Document extract below:

Last year, Science Showcase reported on the Department of Energy’s contributions to the  Mars Science Laboratory (or MSL) “Curiosity”, including the ChemCam developed at Los Alamos National Laboratory to chemically analyze Martian rocks and other materials by the light they emit when heated by a laser beam, a process known as Laser-Induced Breakdown Spectroscopy (LIBS).  Since then, we have received three reports from Los Alamos of things that ChemCam has revealed about Mars. 


The October 2012 document “ChemCam on Mars”[SciTech Connect] is a slide presentation of photos and other images illustrating LIBS and ChemCam, the Curiosity rover and its mission, its landing in Mars’ Gale Crater, preliminary results from its first 60 Martian days (or “sols”)[Wikipedia], and its intended future.  From this presentation, we can learn that Curiosity’s mission includes characterization of the human hazards on Mars, as well as investigating Mars’ past and potential habitability.  The geological aspect of its mission involves characterizing the area near its landing site, with early examination of a place (named “Glenelg”[Wikipedia]) where three distinct terrain types meet and ultimate exploration of the lower reaches of the 5-km high mountain (Mount Sharp) in the middle of Gale Crater.  We also see that LIBS, ChemCam’s chemical analysis technique, was originally developed at Los Alamos for the detection of metals contaminating soils on Earth.  LIBS’ first use on Mars revealed the presence of hydrogen, lithium, carbon, oxygen, sodium, magnesium, aluminum, silicon, potassium, calcium, titanium, manganese, and iron in a single spot of its first Martian rock sample.

End of Document extract.
Supplied records below:

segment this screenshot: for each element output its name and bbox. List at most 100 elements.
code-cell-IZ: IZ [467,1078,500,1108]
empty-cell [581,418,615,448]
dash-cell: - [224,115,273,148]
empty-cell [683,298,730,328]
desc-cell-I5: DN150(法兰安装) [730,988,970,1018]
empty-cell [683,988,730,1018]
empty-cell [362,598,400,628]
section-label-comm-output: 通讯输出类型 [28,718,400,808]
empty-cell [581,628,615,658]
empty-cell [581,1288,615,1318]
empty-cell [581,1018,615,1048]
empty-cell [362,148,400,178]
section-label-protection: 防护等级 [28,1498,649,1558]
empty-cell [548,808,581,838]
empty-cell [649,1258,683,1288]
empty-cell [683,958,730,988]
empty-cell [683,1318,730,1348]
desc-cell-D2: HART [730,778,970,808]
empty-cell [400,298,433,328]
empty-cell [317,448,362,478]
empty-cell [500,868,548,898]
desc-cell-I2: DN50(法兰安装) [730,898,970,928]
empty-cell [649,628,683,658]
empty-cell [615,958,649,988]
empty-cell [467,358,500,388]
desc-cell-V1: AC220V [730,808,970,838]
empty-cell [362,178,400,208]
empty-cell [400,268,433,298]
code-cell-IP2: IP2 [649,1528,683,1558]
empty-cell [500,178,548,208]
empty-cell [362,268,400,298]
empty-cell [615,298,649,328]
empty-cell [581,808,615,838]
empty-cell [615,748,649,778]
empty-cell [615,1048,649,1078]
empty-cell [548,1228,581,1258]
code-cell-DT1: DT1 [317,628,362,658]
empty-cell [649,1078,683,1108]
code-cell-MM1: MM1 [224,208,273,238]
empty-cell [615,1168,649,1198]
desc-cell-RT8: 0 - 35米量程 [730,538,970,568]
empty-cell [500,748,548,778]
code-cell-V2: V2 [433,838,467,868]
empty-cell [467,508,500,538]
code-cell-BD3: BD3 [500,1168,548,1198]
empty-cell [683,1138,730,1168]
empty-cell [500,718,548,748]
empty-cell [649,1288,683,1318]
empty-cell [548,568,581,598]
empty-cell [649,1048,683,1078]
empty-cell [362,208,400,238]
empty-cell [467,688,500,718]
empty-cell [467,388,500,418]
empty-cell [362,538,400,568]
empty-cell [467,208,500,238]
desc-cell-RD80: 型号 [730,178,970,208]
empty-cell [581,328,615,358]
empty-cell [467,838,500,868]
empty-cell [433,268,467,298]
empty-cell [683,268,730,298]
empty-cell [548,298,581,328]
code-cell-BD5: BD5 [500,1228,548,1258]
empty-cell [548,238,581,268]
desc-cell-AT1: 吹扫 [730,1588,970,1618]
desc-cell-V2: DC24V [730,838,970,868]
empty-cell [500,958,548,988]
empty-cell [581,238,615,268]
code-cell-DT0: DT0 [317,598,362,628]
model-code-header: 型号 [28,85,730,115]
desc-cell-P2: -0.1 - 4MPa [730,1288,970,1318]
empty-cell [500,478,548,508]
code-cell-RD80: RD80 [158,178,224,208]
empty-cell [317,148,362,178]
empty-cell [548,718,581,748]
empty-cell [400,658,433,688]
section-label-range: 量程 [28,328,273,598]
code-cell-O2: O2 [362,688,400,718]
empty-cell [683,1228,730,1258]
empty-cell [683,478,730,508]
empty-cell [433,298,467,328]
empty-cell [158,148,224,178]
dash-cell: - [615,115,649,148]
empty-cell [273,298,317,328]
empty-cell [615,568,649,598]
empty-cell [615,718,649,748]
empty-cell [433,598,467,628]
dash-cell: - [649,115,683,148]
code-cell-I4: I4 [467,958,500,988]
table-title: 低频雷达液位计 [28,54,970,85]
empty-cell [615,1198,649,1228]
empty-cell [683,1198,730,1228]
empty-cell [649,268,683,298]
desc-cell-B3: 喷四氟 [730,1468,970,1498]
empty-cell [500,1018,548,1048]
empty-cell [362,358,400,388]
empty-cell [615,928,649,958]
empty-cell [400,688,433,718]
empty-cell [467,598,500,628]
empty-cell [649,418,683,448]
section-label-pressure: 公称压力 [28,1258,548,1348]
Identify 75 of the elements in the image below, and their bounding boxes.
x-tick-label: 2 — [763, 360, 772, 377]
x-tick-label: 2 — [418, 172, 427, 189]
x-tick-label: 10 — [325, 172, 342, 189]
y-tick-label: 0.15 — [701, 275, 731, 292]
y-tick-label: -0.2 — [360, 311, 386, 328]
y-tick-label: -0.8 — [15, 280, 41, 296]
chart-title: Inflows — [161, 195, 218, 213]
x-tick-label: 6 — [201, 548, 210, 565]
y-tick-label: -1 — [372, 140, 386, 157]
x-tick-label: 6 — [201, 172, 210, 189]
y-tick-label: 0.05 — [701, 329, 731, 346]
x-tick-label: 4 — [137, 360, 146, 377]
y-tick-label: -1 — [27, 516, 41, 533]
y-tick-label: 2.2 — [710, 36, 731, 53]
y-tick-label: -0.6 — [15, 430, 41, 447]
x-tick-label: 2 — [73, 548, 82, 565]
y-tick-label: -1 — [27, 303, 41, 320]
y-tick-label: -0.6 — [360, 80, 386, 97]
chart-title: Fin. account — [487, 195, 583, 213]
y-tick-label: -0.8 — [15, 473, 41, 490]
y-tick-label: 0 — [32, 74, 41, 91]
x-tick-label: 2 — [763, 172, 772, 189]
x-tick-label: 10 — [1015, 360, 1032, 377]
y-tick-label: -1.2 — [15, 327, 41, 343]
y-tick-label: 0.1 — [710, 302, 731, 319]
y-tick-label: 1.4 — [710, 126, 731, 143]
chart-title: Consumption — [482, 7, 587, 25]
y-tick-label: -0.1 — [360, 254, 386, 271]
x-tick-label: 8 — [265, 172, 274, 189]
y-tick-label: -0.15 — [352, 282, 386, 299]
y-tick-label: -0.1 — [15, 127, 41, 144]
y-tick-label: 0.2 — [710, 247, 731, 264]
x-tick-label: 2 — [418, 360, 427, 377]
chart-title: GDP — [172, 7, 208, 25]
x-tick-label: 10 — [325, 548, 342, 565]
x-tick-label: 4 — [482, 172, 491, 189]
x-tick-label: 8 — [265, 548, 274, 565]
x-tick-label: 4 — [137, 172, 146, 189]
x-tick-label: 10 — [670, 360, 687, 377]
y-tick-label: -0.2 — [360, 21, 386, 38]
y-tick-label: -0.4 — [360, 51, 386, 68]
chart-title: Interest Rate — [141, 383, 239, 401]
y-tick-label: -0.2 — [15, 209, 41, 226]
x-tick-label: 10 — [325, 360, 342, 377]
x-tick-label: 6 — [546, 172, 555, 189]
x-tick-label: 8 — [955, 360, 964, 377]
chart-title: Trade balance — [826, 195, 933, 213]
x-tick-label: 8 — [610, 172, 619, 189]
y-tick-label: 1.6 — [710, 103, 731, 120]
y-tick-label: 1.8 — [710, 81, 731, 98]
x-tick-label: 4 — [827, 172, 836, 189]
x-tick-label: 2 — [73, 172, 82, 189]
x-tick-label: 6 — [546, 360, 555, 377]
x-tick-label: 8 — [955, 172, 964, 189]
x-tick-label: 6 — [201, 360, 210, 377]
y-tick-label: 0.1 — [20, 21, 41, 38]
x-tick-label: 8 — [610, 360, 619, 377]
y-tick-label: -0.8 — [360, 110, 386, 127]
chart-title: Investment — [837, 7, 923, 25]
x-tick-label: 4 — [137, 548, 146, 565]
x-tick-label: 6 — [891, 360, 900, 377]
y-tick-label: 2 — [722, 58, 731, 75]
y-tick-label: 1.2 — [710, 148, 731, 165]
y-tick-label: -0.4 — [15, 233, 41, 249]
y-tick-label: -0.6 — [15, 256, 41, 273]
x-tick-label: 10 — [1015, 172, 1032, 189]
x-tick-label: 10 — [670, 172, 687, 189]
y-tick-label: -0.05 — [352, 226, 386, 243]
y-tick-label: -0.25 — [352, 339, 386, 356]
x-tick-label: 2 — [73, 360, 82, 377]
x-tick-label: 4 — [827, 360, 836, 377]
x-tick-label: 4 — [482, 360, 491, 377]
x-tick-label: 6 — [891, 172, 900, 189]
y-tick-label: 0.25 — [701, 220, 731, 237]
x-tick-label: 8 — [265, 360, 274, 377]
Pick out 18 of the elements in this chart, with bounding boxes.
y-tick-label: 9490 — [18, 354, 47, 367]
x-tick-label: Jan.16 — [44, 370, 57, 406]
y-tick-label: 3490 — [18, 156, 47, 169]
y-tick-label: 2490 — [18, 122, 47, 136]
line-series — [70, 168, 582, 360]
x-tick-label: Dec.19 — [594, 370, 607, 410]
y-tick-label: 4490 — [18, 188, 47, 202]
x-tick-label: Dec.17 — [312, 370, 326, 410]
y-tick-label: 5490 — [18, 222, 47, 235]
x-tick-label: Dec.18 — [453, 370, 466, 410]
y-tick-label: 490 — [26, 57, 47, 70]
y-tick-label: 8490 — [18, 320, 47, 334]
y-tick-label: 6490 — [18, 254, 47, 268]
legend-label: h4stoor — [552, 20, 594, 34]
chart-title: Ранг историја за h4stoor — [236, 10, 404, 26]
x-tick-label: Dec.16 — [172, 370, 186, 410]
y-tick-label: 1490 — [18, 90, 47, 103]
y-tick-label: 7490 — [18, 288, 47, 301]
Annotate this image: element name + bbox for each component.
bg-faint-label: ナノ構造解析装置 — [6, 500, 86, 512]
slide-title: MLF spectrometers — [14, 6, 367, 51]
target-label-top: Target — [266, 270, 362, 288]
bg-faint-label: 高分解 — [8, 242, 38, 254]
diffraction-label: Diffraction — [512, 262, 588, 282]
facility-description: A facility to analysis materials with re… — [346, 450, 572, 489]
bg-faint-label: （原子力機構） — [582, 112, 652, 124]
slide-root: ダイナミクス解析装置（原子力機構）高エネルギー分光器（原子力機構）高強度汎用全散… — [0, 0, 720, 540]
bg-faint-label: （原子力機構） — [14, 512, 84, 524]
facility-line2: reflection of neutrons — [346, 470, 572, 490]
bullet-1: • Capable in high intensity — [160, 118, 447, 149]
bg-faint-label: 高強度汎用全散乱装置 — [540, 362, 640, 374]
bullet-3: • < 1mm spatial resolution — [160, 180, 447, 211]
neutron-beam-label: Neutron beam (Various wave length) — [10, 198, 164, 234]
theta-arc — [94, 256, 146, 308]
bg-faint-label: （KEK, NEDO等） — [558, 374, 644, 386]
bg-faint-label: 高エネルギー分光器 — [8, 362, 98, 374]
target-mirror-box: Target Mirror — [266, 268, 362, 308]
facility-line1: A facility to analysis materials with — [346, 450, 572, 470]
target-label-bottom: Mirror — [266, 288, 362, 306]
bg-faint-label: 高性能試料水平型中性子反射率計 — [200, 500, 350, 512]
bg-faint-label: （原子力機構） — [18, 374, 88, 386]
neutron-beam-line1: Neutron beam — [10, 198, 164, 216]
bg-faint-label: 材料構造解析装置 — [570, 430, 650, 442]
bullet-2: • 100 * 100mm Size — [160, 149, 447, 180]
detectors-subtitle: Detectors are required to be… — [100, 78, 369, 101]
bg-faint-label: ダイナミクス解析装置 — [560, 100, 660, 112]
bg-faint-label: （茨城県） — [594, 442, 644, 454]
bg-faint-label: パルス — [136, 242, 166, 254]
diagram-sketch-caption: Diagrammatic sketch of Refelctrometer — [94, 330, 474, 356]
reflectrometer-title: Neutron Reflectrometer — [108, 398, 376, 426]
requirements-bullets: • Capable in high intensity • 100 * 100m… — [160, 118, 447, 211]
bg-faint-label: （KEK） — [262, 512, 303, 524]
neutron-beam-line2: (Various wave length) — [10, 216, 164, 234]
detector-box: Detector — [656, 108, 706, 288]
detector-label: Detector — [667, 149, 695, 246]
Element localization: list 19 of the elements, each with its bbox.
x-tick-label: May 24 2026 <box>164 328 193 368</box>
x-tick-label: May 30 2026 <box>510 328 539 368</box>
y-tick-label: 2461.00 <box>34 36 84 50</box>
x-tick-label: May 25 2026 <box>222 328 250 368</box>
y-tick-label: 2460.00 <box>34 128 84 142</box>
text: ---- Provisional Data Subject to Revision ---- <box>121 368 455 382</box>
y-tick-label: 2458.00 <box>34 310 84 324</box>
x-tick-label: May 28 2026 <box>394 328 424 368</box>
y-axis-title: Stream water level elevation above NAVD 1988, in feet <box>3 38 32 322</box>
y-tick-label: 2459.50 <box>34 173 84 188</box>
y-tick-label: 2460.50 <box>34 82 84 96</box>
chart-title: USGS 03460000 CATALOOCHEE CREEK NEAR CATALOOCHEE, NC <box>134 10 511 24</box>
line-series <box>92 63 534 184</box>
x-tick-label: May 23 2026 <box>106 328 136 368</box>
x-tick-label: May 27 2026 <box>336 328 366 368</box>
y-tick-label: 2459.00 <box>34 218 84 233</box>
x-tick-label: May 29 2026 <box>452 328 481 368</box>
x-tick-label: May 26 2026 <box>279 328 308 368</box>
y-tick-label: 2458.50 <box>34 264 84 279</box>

End of Supplied records.

**What this exercise asks:**
(1) Return the part of the ChemCam passage starting with "Last year, Science" and going on through "revealed about Mars.".
(2) Answer these questions from the ChemCam passage:
(a) At which laboratory was ChemCam developed?
(b) What is the name of the mountain in the middle of Gale Crater?
(c) What was LIBS originally developed to detect?
The rows are separate material, unrelated to the ChemCam passage.

**Task responses:**
(1)
Last year, Science Showcase reported on the Department of Energy’s contributions to the  Mars Science Laboratory (or MSL) “Curiosity”, including the ChemCam developed at Los Alamos National Laboratory to chemically analyze Martian rocks and other materials by the light they emit when heated by a laser beam, a process known as Laser-Induced Breakdown Spectroscopy (LIBS).  Since then, we have received three reports from Los Alamos of things that ChemCam has revealed about Mars.

(2)
(a) Los Alamos National Laboratory
(b) Mount Sharp
(c) Metals contaminating soils on Earth